— begin —

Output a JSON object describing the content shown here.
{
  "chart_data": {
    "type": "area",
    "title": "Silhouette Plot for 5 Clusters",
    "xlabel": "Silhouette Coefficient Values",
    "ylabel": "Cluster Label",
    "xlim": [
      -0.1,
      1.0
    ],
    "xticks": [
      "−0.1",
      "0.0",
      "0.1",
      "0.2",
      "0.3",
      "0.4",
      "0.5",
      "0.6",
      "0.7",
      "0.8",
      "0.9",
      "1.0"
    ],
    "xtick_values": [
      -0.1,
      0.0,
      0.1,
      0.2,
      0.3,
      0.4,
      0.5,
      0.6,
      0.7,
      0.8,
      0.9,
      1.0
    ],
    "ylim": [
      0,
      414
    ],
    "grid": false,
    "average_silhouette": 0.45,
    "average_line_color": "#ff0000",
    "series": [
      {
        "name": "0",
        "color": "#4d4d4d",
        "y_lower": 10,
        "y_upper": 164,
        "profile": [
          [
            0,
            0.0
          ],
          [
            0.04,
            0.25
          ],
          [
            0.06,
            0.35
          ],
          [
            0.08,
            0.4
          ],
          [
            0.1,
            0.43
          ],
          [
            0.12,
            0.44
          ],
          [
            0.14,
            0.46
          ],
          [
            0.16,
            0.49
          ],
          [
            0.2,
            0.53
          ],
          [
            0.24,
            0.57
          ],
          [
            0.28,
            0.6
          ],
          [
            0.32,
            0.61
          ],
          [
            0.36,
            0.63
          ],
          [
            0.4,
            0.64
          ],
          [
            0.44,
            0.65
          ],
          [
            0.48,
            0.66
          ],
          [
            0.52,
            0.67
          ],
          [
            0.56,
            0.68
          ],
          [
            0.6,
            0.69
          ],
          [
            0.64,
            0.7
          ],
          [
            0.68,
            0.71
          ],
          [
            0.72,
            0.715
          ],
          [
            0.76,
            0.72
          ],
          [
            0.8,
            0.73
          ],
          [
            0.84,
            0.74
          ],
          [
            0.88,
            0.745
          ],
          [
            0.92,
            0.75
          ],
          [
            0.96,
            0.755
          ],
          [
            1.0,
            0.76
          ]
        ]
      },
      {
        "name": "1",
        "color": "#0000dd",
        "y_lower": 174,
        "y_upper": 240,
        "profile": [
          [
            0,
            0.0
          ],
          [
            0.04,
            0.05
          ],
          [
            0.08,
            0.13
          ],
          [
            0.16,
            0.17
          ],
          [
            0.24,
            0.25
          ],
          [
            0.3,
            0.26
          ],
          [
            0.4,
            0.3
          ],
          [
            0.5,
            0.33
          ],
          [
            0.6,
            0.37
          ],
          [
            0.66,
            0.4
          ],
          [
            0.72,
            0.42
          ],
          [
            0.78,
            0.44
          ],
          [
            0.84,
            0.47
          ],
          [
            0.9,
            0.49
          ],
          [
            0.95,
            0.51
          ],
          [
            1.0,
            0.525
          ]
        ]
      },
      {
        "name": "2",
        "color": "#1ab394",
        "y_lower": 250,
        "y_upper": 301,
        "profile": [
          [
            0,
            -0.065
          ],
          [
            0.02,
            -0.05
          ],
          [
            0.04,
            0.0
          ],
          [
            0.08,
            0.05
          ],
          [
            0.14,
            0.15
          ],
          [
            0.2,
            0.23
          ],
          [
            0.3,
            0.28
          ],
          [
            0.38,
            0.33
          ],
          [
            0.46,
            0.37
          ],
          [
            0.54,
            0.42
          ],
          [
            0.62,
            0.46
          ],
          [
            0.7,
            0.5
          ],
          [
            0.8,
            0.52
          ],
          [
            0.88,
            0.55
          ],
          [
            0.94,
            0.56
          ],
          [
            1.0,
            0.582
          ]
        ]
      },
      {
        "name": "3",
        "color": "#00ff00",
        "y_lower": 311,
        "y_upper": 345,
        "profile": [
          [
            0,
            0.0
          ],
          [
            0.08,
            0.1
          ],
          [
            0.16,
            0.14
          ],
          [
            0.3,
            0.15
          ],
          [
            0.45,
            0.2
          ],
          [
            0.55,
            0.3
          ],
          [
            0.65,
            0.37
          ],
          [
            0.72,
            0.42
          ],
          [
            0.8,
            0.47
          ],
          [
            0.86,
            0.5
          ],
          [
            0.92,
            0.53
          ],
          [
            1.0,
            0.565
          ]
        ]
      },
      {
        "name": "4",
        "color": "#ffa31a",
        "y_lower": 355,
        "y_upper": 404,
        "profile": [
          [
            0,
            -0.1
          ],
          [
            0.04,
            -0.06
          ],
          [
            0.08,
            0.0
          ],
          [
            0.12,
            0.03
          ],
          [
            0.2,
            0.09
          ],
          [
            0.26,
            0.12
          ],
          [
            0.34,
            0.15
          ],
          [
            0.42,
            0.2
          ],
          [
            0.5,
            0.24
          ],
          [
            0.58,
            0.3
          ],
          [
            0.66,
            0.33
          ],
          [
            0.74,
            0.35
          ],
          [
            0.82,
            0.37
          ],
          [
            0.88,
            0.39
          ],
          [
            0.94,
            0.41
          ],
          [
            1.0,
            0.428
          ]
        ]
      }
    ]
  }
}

— end —

Without omitting anything, output the entries exactly.

## In response
Output a JSON object describing the content shown here.
{
  "chart_data": {
    "type": "area",
    "title": "Silhouette Plot for 5 Clusters",
    "xlabel": "Silhouette Coefficient Values",
    "ylabel": "Cluster Label",
    "xlim": [
      -0.1,
      1.0
    ],
    "xticks": [
      "−0.1",
      "0.0",
      "0.1",
      "0.2",
      "0.3",
      "0.4",
      "0.5",
      "0.6",
      "0.7",
      "0.8",
      "0.9",
      "1.0"
    ],
    "xtick_values": [
      -0.1,
      0.0,
      0.1,
      0.2,
      0.3,
      0.4,
      0.5,
      0.6,
      0.7,
      0.8,
      0.9,
      1.0
    ],
    "ylim": [
      0,
      414
    ],
    "grid": false,
    "average_silhouette": 0.45,
    "average_line_color": "#ff0000",
    "series": [
      {
        "name": "0",
        "color": "#4d4d4d",
        "y_lower": 10,
        "y_upper": 164,
        "profile": [
          [
            0,
            0.0
          ],
          [
            0.04,
            0.25
          ],
          [
            0.06,
            0.35
          ],
          [
            0.08,
            0.4
          ],
          [
            0.1,
            0.43
          ],
          [
            0.12,
            0.44
          ],
          [
            0.14,
            0.46
          ],
          [
            0.16,
            0.49
          ],
          [
            0.2,
            0.53
          ],
          [
            0.24,
            0.57
          ],
          [
            0.28,
            0.6
          ],
          [
            0.32,
            0.61
          ],
          [
            0.36,
            0.63
          ],
          [
            0.4,
            0.64
          ],
          [
            0.44,
            0.65
          ],
          [
            0.48,
            0.66
          ],
          [
            0.52,
            0.67
          ],
          [
            0.56,
            0.68
          ],
          [
            0.6,
            0.69
          ],
          [
            0.64,
            0.7
          ],
          [
            0.68,
            0.71
          ],
          [
            0.72,
            0.715
          ],
          [
            0.76,
            0.72
          ],
          [
            0.8,
            0.73
          ],
          [
            0.84,
            0.74
          ],
          [
            0.88,
            0.745
          ],
          [
            0.92,
            0.75
          ],
          [
            0.96,
            0.755
          ],
          [
            1.0,
            0.76
          ]
        ]
      },
      {
        "name": "1",
        "color": "#0000dd",
        "y_lower": 174,
        "y_upper": 240,
        "profile": [
          [
            0,
            0.0
          ],
          [
            0.04,
            0.05
          ],
          [
            0.08,
            0.13
          ],
          [
            0.16,
            0.17
          ],
          [
            0.24,
            0.25
          ],
          [
            0.3,
            0.26
          ],
          [
            0.4,
            0.3
          ],
          [
            0.5,
            0.33
          ],
          [
            0.6,
            0.37
          ],
          [
            0.66,
            0.4
          ],
          [
            0.72,
            0.42
          ],
          [
            0.78,
            0.44
          ],
          [
            0.84,
            0.47
          ],
          [
            0.9,
            0.49
          ],
          [
            0.95,
            0.51
          ],
          [
            1.0,
            0.525
          ]
        ]
      },
      {
        "name": "2",
        "color": "#1ab394",
        "y_lower": 250,
        "y_upper": 301,
        "profile": [
          [
            0,
            -0.065
          ],
          [
            0.02,
            -0.05
          ],
          [
            0.04,
            0.0
          ],
          [
            0.08,
            0.05
          ],
          [
            0.14,
            0.15
          ],
          [
            0.2,
            0.23
          ],
          [
            0.3,
            0.28
          ],
          [
            0.38,
            0.33
          ],
          [
            0.46,
            0.37
          ],
          [
            0.54,
            0.42
          ],
          [
            0.62,
            0.46
          ],
          [
            0.7,
            0.5
          ],
          [
            0.8,
            0.52
          ],
          [
            0.88,
            0.55
          ],
          [
            0.94,
            0.56
          ],
          [
            1.0,
            0.582
          ]
        ]
      },
      {
        "name": "3",
        "color": "#00ff00",
        "y_lower": 311,
        "y_upper": 345,
        "profile": [
          [
            0,
            0.0
          ],
          [
            0.08,
            0.1
          ],
          [
            0.16,
            0.14
          ],
          [
            0.3,
            0.15
          ],
          [
            0.45,
            0.2
          ],
          [
            0.55,
            0.3
          ],
          [
            0.65,
            0.37
          ],
          [
            0.72,
            0.42
          ],
          [
            0.8,
            0.47
          ],
          [
            0.86,
            0.5
          ],
          [
            0.92,
            0.53
          ],
          [
            1.0,
            0.565
          ]
        ]
      },
      {
        "name": "4",
        "color": "#ffa31a",
        "y_lower": 355,
        "y_upper": 404,
        "profile": [
          [
            0,
            -0.1
          ],
          [
            0.04,
            -0.06
          ],
          [
            0.08,
            0.0
          ],
          [
            0.12,
            0.03
          ],
          [
            0.2,
            0.09
          ],
          [
            0.26,
            0.12
          ],
          [
            0.34,
            0.15
          ],
          [
            0.42,
            0.2
          ],
          [
            0.5,
            0.24
          ],
          [
            0.58,
            0.3
          ],
          [
            0.66,
            0.33
          ],
          [
            0.74,
            0.35
          ],
          [
            0.82,
            0.37
          ],
          [
            0.88,
            0.39
          ],
          [
            0.94,
            0.41
          ],
          [
            1.0,
            0.428
          ]
        ]
      }
    ]
  }
}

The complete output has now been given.